**TO BE DONE**
Retype each line of the material exactly, please, skipping any picture in it.

**PROVIDED DATA**

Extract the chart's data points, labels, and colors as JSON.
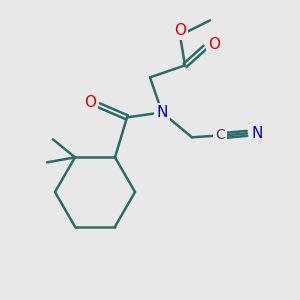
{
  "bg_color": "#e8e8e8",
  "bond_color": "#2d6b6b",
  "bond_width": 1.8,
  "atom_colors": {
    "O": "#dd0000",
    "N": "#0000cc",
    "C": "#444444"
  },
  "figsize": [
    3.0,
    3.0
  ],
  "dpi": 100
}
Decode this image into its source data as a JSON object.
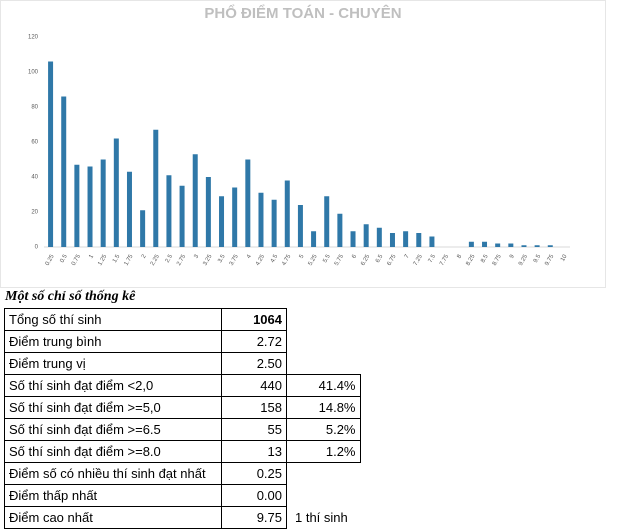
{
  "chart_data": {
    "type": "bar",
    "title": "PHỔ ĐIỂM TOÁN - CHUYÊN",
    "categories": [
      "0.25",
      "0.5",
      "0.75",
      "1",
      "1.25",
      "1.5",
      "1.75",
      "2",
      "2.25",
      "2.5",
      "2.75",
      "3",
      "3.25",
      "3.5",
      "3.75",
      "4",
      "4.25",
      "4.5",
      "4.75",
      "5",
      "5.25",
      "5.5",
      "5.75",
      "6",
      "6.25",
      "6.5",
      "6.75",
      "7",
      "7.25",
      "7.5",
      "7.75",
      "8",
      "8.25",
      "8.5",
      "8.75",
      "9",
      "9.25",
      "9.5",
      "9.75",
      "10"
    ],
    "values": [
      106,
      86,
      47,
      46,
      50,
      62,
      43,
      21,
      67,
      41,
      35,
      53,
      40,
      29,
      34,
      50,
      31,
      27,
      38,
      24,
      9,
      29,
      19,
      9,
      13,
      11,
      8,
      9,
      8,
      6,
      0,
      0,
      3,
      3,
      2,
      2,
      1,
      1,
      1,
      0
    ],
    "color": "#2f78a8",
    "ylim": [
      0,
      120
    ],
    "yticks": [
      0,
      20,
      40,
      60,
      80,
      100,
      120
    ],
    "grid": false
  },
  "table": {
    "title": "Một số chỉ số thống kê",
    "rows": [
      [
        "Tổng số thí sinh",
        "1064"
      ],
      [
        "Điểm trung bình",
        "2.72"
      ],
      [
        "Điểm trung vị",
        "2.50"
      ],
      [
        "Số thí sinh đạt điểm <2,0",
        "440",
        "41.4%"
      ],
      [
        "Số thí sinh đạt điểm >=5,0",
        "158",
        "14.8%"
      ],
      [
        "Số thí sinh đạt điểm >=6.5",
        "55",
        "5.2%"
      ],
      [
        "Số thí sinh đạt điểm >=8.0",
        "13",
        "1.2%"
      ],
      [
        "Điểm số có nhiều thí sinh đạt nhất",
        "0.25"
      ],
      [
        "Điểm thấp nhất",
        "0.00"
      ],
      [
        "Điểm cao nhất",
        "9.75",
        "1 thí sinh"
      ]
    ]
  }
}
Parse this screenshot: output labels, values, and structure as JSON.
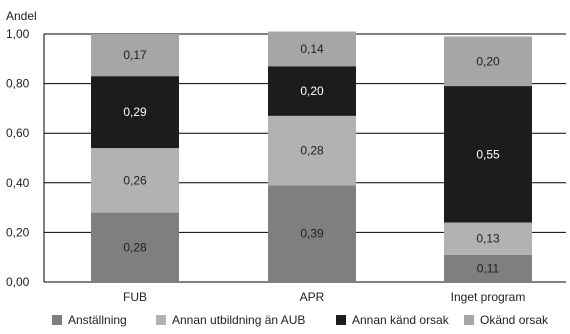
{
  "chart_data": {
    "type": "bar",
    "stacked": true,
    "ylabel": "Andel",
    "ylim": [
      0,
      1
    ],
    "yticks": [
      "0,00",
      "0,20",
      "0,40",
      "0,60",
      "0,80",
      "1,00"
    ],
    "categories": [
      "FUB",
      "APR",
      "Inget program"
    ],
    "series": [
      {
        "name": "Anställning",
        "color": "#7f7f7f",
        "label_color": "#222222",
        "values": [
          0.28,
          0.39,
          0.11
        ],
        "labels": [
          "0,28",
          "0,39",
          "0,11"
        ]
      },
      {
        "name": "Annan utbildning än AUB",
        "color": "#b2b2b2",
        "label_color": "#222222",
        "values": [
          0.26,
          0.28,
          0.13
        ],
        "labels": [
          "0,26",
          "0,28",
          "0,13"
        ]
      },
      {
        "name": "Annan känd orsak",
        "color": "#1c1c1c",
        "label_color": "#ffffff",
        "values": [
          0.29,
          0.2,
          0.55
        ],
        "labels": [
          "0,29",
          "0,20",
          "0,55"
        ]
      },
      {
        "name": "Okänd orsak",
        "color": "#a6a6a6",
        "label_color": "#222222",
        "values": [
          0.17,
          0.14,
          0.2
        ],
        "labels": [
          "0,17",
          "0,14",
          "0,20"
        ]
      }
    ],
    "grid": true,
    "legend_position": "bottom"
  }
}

**FULL SOLUTION**
Extract the chart's data points, labels, and colors as JSON.
{
  "bg_color": "#e8e8e8",
  "bond_color": "#2d6b6b",
  "bond_width": 1.8,
  "atom_colors": {
    "O": "#dd0000",
    "N": "#0000cc",
    "C": "#444444"
  },
  "figsize": [
    3.0,
    3.0
  ],
  "dpi": 100
}
Decode this image into its source data as a JSON object.
{
  "chart_data": {
    "type": "bar",
    "title": "PHỔ ĐIỂM TOÁN - CHUYÊN",
    "categories": [
      "0.25",
      "0.5",
      "0.75",
      "1",
      "1.25",
      "1.5",
      "1.75",
      "2",
      "2.25",
      "2.5",
      "2.75",
      "3",
      "3.25",
      "3.5",
      "3.75",
      "4",
      "4.25",
      "4.5",
      "4.75",
      "5",
      "5.25",
      "5.5",
      "5.75",
      "6",
      "6.25",
      "6.5",
      "6.75",
      "7",
      "7.25",
      "7.5",
      "7.75",
      "8",
      "8.25",
      "8.5",
      "8.75",
      "9",
      "9.25",
      "9.5",
      "9.75",
      "10"
    ],
    "values": [
      106,
      86,
      47,
      46,
      50,
      62,
      43,
      21,
      67,
      41,
      35,
      53,
      40,
      29,
      34,
      50,
      31,
      27,
      38,
      24,
      9,
      29,
      19,
      9,
      13,
      11,
      8,
      9,
      8,
      6,
      0,
      0,
      3,
      3,
      2,
      2,
      1,
      1,
      1,
      0
    ],
    "color": "#2f78a8",
    "ylim": [
      0,
      120
    ],
    "yticks": [
      0,
      20,
      40,
      60,
      80,
      100,
      120
    ],
    "grid": false
  },
  "table": {
    "title": "Một số chỉ số thống kê",
    "rows": [
      [
        "Tổng số thí sinh",
        "1064"
      ],
      [
        "Điểm trung bình",
        "2.72"
      ],
      [
        "Điểm trung vị",
        "2.50"
      ],
      [
        "Số thí sinh đạt điểm <2,0",
        "440",
        "41.4%"
      ],
      [
        "Số thí sinh đạt điểm >=5,0",
        "158",
        "14.8%"
      ],
      [
        "Số thí sinh đạt điểm >=6.5",
        "55",
        "5.2%"
      ],
      [
        "Số thí sinh đạt điểm >=8.0",
        "13",
        "1.2%"
      ],
      [
        "Điểm số có nhiều thí sinh đạt nhất",
        "0.25"
      ],
      [
        "Điểm thấp nhất",
        "0.00"
      ],
      [
        "Điểm cao nhất",
        "9.75",
        "1 thí sinh"
      ]
    ]
  }
}
Parse this screenshot: output labels, values, and structure as JSON.
{
  "chart_data": {
    "type": "bar",
    "stacked": true,
    "ylabel": "Andel",
    "ylim": [
      0,
      1
    ],
    "yticks": [
      "0,00",
      "0,20",
      "0,40",
      "0,60",
      "0,80",
      "1,00"
    ],
    "categories": [
      "FUB",
      "APR",
      "Inget program"
    ],
    "series": [
      {
        "name": "Anställning",
        "color": "#7f7f7f",
        "label_color": "#222222",
        "values": [
          0.28,
          0.39,
          0.11
        ],
        "labels": [
          "0,28",
          "0,39",
          "0,11"
        ]
      },
      {
        "name": "Annan utbildning än AUB",
        "color": "#b2b2b2",
        "label_color": "#222222",
        "values": [
          0.26,
          0.28,
          0.13
        ],
        "labels": [
          "0,26",
          "0,28",
          "0,13"
        ]
      },
      {
        "name": "Annan känd orsak",
        "color": "#1c1c1c",
        "label_color": "#ffffff",
        "values": [
          0.29,
          0.2,
          0.55
        ],
        "labels": [
          "0,29",
          "0,20",
          "0,55"
        ]
      },
      {
        "name": "Okänd orsak",
        "color": "#a6a6a6",
        "label_color": "#222222",
        "values": [
          0.17,
          0.14,
          0.2
        ],
        "labels": [
          "0,17",
          "0,14",
          "0,20"
        ]
      }
    ],
    "grid": true,
    "legend_position": "bottom"
  }
}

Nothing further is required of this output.